** Start of Stored data **
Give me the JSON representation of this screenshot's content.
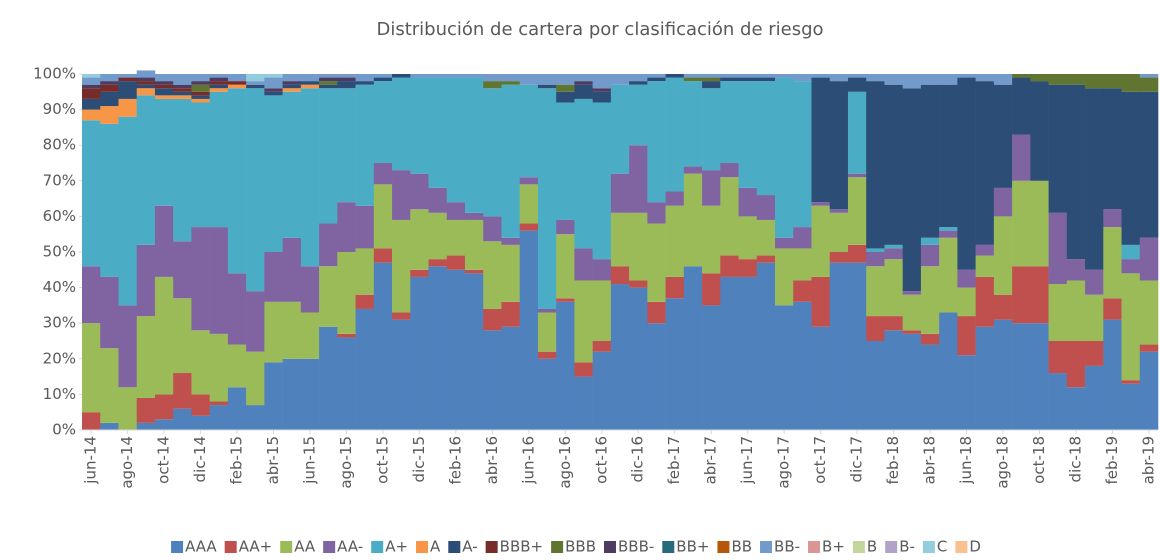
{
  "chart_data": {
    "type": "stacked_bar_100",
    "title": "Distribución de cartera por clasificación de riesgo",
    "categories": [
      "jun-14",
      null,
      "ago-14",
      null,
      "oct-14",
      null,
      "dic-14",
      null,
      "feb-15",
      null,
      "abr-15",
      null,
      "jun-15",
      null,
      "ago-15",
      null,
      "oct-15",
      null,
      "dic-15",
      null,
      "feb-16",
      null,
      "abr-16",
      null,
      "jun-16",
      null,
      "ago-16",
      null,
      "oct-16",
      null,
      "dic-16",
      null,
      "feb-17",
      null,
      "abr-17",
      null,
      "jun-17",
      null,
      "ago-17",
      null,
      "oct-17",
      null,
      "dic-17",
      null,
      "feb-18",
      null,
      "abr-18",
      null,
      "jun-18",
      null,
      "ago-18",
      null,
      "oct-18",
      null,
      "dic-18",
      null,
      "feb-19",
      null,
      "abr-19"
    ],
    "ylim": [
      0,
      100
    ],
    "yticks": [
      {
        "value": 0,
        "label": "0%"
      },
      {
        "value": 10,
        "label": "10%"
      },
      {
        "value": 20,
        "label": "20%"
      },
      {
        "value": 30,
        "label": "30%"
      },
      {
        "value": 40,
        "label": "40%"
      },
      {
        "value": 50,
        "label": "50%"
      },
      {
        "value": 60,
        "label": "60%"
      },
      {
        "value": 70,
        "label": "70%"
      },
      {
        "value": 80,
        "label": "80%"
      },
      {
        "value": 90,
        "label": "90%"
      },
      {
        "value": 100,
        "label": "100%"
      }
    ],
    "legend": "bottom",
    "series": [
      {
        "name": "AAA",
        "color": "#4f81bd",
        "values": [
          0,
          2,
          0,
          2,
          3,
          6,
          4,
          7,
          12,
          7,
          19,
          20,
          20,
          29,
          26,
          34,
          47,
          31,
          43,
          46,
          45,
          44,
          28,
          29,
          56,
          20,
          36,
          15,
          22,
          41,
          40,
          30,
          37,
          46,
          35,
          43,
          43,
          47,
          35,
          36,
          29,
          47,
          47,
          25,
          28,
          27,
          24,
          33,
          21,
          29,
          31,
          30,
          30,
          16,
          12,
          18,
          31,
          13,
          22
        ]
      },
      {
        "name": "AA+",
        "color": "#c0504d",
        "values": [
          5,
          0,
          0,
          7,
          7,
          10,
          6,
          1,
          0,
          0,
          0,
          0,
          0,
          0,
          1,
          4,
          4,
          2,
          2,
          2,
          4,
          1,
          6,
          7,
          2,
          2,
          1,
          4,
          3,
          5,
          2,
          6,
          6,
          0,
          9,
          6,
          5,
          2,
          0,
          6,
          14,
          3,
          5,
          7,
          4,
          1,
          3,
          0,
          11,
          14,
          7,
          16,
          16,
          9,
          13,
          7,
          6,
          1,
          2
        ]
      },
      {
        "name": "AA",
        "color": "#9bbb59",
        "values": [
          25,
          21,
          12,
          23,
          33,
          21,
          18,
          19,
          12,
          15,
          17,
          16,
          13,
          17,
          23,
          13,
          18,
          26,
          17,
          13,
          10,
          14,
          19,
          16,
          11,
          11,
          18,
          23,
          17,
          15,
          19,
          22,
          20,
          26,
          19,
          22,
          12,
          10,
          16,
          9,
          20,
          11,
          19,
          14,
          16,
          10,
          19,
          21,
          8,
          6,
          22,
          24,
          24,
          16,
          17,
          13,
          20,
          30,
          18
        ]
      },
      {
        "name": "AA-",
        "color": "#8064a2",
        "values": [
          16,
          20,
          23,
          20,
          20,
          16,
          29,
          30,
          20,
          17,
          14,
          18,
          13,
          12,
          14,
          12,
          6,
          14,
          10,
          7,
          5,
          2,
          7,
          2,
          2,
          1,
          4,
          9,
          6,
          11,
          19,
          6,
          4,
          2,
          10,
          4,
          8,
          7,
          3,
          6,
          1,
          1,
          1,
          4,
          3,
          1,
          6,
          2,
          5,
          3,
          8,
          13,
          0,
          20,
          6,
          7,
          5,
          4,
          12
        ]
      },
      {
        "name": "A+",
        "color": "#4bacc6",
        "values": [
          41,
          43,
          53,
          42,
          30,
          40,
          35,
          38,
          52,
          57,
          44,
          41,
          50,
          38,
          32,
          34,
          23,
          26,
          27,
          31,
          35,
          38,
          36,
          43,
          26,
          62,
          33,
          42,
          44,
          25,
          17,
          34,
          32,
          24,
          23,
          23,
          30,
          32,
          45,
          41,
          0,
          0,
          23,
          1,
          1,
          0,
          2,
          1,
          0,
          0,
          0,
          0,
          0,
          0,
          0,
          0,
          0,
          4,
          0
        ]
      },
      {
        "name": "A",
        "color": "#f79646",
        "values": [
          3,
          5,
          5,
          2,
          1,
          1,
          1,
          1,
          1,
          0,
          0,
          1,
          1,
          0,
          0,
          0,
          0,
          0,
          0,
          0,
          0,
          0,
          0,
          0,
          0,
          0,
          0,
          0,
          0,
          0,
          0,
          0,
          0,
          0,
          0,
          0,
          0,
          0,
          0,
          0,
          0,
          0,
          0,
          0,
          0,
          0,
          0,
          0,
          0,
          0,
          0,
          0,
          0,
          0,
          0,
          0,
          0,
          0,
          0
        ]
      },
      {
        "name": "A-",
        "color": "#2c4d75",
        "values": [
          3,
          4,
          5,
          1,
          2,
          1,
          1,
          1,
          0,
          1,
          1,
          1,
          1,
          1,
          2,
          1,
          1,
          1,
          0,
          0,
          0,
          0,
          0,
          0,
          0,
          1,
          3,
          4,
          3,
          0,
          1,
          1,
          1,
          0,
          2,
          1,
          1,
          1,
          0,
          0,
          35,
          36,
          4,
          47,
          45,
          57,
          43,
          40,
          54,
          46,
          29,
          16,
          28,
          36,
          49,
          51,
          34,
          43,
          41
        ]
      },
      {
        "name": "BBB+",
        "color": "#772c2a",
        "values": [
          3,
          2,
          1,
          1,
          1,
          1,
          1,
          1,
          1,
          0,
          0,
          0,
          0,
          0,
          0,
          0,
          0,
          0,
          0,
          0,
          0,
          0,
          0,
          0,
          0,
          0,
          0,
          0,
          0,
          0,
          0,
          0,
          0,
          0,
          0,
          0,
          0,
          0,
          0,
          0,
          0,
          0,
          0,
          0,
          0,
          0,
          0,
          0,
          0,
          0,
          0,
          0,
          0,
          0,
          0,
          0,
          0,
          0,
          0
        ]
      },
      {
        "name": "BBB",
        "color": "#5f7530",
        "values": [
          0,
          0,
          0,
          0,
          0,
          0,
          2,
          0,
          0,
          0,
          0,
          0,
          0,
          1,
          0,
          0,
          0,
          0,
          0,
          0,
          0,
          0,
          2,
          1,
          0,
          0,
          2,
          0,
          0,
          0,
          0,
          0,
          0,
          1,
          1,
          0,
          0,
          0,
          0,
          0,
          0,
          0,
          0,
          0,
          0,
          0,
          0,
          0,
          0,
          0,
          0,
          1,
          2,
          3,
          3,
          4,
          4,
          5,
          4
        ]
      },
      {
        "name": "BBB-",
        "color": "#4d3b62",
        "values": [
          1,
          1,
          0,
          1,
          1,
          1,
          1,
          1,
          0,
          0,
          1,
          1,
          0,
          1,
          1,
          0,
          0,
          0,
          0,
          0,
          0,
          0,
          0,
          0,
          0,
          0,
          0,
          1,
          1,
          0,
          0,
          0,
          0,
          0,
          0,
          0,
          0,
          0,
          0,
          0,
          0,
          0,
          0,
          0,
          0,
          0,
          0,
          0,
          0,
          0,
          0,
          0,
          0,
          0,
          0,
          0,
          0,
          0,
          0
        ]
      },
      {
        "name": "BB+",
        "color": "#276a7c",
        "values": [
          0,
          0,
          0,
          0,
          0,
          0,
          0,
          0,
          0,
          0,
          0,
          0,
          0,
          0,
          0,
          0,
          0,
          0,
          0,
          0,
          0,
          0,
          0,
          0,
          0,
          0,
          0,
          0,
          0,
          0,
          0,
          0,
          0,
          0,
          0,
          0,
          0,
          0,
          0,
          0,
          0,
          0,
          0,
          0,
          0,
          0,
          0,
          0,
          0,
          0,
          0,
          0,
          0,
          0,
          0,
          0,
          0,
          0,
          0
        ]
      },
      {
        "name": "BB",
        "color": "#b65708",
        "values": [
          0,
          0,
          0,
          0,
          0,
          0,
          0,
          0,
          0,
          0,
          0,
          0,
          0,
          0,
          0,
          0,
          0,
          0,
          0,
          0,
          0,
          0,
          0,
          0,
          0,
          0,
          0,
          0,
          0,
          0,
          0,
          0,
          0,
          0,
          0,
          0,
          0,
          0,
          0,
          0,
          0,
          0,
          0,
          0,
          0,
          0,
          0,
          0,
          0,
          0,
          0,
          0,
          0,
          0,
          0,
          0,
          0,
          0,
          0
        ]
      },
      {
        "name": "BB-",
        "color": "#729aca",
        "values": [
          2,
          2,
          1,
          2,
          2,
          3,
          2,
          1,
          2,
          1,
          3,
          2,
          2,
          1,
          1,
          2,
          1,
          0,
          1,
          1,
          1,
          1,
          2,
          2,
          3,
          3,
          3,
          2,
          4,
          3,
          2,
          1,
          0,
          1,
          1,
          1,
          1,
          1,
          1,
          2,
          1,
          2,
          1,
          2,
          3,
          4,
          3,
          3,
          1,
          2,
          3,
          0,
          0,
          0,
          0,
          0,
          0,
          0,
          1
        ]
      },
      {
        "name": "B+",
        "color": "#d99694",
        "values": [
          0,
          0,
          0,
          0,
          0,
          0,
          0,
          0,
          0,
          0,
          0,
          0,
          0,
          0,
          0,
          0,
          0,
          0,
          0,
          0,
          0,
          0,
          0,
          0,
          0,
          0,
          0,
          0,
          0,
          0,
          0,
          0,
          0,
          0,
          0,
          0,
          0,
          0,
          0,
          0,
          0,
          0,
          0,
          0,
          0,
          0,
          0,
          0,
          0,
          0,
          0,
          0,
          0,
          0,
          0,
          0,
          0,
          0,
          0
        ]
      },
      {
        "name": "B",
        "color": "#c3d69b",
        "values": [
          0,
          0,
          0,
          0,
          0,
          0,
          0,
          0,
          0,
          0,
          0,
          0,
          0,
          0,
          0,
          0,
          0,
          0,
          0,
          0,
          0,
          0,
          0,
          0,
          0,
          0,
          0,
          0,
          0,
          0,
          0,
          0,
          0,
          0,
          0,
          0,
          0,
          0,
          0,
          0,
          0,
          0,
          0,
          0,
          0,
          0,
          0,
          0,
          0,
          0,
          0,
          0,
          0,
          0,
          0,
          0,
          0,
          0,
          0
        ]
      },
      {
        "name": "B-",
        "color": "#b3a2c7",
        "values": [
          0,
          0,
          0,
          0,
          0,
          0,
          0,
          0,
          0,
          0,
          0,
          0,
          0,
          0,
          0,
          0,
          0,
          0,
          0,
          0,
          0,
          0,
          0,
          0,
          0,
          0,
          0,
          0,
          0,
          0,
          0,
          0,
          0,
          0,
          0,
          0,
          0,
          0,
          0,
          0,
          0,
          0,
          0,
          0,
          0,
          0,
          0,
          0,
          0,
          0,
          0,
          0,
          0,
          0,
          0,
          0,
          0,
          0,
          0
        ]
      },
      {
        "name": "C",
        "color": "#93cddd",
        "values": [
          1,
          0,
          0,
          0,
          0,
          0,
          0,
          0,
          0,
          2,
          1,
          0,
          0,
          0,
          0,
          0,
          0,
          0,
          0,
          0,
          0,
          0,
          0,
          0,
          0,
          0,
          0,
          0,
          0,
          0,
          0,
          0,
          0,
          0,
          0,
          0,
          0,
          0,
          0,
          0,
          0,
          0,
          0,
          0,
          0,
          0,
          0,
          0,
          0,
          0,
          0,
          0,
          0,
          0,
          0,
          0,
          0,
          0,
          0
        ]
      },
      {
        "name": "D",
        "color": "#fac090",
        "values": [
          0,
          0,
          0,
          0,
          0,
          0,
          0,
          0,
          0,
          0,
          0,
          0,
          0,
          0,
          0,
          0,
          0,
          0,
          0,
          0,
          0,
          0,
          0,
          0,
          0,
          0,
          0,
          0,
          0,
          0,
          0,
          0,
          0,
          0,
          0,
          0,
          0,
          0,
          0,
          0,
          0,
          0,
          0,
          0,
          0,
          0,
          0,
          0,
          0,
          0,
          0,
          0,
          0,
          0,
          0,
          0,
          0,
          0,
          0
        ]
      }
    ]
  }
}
** End of Stored data **
Prompt: Of the lines in the data above, how many contain the word "label"? Give only that figure.

Task result: 11